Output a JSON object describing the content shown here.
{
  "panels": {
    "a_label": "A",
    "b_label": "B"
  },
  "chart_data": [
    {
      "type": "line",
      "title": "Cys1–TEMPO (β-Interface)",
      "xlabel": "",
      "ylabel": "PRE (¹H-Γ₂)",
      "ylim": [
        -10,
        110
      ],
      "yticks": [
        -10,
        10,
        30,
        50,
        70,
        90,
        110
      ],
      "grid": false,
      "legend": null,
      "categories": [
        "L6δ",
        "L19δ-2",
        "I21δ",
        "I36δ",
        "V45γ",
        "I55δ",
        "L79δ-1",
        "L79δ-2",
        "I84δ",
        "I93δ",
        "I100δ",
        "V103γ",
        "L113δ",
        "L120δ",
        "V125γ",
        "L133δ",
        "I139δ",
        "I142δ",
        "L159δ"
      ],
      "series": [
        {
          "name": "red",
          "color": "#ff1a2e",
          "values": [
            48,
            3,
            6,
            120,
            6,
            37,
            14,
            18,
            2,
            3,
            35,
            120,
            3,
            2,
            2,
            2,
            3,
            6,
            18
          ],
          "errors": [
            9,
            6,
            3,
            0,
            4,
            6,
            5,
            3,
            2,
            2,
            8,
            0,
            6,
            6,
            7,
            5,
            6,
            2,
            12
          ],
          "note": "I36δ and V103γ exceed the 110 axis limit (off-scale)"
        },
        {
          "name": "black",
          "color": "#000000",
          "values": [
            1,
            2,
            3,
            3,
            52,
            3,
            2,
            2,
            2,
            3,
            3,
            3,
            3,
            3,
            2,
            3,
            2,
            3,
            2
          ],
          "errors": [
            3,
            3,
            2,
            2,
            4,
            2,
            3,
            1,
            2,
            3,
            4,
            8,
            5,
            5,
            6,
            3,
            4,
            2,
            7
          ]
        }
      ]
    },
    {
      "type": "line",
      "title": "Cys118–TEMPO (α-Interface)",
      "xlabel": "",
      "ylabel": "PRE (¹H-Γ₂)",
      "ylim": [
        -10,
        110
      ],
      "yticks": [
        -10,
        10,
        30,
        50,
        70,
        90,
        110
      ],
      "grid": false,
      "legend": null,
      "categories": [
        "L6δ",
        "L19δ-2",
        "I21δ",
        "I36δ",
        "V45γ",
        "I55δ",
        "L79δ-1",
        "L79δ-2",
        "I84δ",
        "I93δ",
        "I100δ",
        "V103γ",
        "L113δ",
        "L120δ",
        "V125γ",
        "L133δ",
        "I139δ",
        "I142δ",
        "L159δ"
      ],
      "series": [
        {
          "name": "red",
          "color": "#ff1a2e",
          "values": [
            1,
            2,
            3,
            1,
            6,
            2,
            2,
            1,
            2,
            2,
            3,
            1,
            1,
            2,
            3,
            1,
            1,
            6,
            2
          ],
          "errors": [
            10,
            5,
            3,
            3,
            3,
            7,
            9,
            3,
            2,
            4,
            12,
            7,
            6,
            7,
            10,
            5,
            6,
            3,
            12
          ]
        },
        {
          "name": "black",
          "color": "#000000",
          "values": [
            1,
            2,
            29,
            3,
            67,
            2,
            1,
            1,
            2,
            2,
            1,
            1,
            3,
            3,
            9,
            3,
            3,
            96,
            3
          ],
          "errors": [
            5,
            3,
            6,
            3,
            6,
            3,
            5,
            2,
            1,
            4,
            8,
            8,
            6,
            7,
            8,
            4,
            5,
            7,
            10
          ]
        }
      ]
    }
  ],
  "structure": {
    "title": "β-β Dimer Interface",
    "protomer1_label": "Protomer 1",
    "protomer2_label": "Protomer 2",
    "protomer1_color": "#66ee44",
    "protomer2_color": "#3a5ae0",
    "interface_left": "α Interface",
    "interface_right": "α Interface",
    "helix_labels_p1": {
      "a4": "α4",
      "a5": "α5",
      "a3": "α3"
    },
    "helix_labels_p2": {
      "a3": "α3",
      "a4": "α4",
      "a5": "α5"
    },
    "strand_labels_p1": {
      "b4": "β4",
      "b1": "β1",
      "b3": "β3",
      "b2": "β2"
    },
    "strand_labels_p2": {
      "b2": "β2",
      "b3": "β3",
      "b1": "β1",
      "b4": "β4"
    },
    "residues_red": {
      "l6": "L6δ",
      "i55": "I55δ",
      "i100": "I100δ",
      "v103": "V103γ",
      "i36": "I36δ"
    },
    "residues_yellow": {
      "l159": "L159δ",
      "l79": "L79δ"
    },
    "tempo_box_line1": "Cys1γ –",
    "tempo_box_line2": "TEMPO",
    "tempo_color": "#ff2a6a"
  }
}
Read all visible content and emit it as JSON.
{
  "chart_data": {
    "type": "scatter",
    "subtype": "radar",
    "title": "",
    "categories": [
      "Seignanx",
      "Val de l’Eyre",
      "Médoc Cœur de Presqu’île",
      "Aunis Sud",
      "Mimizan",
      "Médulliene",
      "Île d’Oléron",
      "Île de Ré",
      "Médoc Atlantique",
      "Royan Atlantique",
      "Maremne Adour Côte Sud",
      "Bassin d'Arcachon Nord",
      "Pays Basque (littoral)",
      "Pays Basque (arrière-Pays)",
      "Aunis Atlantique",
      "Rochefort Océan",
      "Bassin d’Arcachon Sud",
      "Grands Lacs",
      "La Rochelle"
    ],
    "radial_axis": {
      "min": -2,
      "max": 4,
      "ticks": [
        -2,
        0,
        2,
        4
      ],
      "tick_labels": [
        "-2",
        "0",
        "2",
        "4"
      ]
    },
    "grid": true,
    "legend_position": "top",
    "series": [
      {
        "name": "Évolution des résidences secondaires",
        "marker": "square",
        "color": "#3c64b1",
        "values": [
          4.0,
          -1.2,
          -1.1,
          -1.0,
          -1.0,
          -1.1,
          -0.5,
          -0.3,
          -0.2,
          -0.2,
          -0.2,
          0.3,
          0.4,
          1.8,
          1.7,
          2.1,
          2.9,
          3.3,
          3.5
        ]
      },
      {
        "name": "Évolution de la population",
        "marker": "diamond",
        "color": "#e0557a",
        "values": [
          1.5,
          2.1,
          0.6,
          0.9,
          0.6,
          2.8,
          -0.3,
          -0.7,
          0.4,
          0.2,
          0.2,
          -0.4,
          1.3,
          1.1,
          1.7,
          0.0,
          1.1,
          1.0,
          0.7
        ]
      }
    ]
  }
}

- What you will do:
What is the number of lines that hold the string "title"? Reply with that number alone.

- Exercise answer:
4